* **Task item A**: In the abstract on phosphate amendments for lead-contaminated soil, which covering methods are named as possible companions to phosphate treatment?
* **Task item B**: Extend the abstract on phosphate amendments for lead-contaminated soil, beginning after its final sentence.

Amending Soils With Phosphate As Means To Mitigate Soil Lead Hazard: A Critical Review Of The State Of The Science

Abstract

Ingested soil and surface dust may be important contributors to elevated blood lead (Pb) levels in children exposed to Pb contaminated environments. Mitigation strategies have typically focused on excavation and removal of the contaminated soil. However, this is not always feasible for addressing widely disseminated contamination in populated areas often encountered in urban environments. The rationale for amending soils with phosphate is that phosphate will promote formation of highly insoluble Pb species (e.g., pyromorphite minerals) in soil, which will remain insoluble after ingestion and, therefore, inaccessible to absorption mechanisms in the gastrointestinal tract (GIT). Amending soil with phosphate might potentially be used in combination with other methods that reduce contact with or migration of contaminated soils, such as covering the soil with a green cap such as sod, clean soil with mulch, raised garden beds, or gravel. These remediation strategies may be less expensive and far less disruptive than excavation and removal of soil. This review evaluates evidence for efficacy of phosphate amendments for decreasing soil Pb bioavailability. Evidence is reviewed for (1) physical and chemical interactions of Pb and phosphate that would be expected to influence bioavailability, (2) effects of phosphate amendments on soil Pb bioaccessibility (i.e., predicted solubility of Pb in the GIT), and (3) results of bioavailability bioassays of amended soils conducted in humans and animal models. Practical implementation issues, such as criteria and methods for evaluating efficacy, and potential effects of phosphate on mobility and bioavailability of co-contaminants in soil are also discussed.

* **Information**:
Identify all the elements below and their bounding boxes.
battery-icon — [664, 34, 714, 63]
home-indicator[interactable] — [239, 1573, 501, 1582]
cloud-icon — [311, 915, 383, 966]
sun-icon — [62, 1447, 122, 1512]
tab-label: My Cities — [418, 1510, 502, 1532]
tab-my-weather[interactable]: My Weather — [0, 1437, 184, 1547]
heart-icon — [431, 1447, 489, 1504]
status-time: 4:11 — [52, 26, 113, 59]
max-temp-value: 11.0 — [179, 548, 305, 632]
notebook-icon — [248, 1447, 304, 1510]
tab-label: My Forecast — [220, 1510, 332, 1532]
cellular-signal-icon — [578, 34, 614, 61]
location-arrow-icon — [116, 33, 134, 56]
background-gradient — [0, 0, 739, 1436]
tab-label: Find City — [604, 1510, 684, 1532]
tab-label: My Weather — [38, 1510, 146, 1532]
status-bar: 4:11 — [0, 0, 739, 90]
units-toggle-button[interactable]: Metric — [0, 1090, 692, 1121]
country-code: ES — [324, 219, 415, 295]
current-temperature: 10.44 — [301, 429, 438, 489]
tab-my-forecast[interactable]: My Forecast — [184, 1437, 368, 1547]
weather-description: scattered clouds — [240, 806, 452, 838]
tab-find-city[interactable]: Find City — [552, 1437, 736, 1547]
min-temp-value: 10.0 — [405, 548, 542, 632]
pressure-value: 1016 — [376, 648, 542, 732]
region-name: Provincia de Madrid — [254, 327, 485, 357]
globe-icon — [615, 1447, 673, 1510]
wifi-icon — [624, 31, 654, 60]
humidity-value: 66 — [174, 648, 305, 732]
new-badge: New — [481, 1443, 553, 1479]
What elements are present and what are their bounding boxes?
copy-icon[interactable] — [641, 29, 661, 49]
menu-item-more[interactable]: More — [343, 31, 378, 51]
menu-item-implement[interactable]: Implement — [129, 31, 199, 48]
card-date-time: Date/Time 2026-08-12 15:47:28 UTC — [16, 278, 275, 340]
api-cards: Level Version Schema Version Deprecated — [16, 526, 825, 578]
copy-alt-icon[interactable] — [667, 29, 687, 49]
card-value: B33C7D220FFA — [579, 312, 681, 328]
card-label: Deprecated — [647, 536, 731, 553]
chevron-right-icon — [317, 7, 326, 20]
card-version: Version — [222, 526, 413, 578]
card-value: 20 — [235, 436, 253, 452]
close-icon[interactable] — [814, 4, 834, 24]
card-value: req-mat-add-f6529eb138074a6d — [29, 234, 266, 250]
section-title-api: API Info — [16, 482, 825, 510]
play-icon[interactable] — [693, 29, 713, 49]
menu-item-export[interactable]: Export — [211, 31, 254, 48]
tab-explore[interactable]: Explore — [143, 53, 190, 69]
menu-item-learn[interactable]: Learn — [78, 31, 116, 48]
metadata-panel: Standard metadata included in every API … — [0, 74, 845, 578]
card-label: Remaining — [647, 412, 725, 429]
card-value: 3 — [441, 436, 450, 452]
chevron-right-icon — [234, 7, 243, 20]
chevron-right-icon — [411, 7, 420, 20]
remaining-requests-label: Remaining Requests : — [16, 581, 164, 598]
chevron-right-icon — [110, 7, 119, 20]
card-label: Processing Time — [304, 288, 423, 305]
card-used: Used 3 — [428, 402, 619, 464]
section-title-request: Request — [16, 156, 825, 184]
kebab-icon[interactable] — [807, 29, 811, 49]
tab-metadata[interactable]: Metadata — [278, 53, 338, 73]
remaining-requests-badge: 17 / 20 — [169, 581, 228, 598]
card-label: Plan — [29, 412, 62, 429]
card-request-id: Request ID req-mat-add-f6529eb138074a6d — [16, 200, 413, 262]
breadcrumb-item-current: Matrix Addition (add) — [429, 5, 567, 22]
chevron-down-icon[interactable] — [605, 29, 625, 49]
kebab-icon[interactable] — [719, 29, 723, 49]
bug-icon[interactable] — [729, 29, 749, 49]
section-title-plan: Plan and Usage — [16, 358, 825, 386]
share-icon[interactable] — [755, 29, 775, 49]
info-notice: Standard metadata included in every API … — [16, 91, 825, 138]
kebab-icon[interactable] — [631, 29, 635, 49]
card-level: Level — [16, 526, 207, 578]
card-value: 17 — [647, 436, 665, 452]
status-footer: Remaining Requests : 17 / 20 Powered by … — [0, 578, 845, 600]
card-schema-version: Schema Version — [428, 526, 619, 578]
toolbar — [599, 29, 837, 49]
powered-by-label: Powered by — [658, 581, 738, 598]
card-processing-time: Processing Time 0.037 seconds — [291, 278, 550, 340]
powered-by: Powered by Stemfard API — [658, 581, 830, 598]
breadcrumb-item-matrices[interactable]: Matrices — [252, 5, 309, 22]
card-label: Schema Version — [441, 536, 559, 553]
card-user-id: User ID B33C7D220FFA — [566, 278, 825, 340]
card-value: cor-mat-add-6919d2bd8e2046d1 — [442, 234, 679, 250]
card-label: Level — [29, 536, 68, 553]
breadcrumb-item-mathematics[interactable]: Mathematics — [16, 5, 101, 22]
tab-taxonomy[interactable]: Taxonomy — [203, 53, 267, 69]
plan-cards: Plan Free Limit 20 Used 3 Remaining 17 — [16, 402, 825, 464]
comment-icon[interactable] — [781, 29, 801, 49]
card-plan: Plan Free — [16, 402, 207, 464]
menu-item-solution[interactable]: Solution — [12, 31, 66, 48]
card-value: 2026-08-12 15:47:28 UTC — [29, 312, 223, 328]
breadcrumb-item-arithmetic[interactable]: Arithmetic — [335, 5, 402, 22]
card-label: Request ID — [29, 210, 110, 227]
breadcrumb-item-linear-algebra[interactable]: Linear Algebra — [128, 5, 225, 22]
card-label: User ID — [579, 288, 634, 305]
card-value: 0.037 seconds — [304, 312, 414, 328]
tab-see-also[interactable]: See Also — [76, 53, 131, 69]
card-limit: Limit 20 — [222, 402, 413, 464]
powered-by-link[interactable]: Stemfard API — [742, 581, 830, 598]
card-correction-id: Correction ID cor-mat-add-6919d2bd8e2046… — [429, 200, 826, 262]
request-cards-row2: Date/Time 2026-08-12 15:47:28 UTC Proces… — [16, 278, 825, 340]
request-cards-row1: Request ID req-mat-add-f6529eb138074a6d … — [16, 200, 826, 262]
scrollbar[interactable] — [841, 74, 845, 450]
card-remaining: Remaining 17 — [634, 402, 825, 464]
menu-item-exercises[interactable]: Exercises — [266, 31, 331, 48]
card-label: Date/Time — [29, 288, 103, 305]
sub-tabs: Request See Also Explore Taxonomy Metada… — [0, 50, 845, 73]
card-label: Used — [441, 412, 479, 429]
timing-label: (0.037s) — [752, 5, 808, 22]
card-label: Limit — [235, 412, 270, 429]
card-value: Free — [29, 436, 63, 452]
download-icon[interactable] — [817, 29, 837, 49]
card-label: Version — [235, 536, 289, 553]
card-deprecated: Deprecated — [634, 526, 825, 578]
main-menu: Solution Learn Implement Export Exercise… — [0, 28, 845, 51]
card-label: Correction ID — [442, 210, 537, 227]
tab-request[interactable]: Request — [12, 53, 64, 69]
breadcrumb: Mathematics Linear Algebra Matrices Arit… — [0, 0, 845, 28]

* **Exercise result A**: A green cap such as sod, clean soil with mulch, raised garden beds, or gravel.

* **Exercise result B**:
Acknowledgments

Portions of this work were funded by the U.S. Environmental Protection Agency, Office of Superfund Remediation and Technology Innovation (OSRTI), under General Services Administration contract GS 00F 0019L. The authors gratefully acknowledge support from U.S. EPA Region 9 Superfund Program and the U.S. EPA OSRTI Technical Review Workgroup Bioavailability Committee. The U.S. Environmental Protection Agency funded and managed the research described here. It has been subjected to agency review and approved for publication. No attempt was made to validate data in the cited literature. Mention of trade names or commercial products does not constitute endorsement or recommendation for use.